Your task | For each line below that holds the word "only", make a copy.

Supplied records |
Content starts
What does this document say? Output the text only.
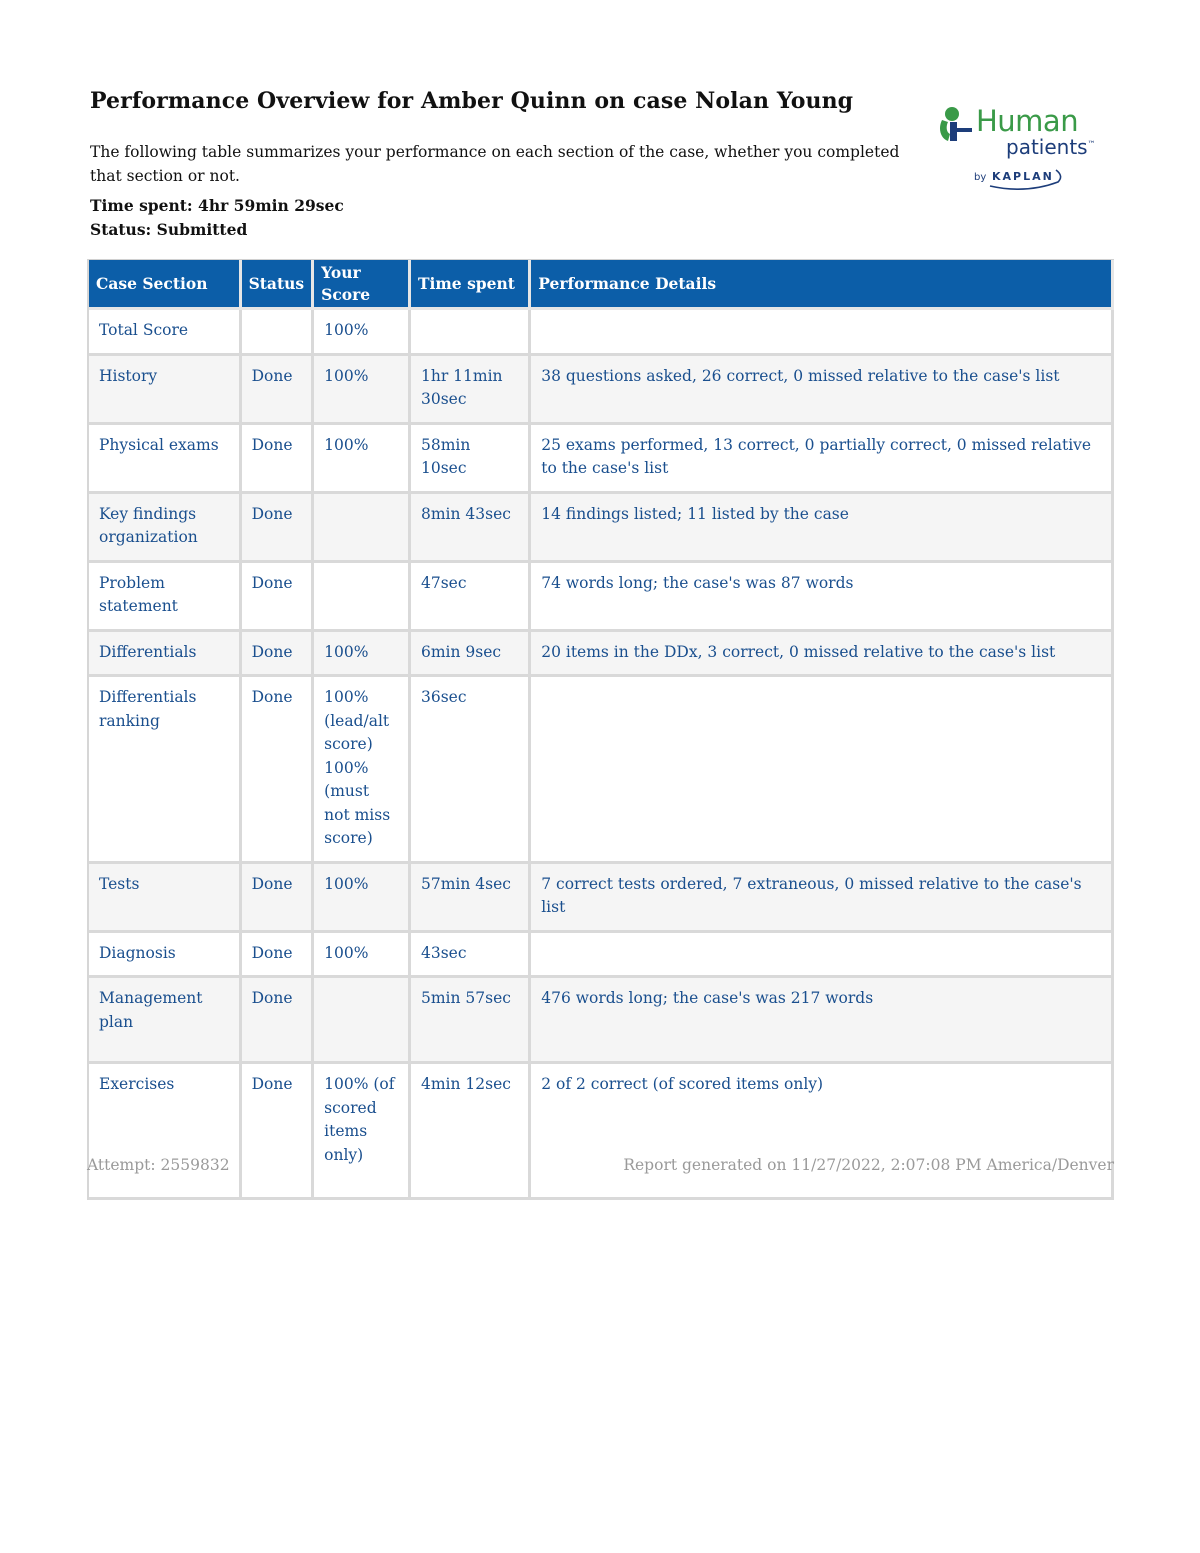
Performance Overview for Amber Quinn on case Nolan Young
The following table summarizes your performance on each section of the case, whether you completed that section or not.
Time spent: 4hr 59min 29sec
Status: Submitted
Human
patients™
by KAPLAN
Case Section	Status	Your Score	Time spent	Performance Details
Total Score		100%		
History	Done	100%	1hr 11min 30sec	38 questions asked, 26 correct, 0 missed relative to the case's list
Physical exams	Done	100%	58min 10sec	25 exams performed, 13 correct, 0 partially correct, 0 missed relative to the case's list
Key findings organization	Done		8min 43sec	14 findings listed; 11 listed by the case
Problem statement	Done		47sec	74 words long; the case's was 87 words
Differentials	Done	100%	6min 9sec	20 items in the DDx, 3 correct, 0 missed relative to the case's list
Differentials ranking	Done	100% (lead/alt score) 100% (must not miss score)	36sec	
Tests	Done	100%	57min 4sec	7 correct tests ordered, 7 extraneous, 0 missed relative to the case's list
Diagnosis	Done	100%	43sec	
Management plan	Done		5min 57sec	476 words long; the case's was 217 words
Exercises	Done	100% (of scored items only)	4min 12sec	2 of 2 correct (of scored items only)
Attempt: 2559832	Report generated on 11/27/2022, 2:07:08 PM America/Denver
Content ends
Exercise result |
What does this document say? Output the text only.
Exercises	Done	100% (of scored items only)	4min 12sec	2 of 2 correct (of scored items only)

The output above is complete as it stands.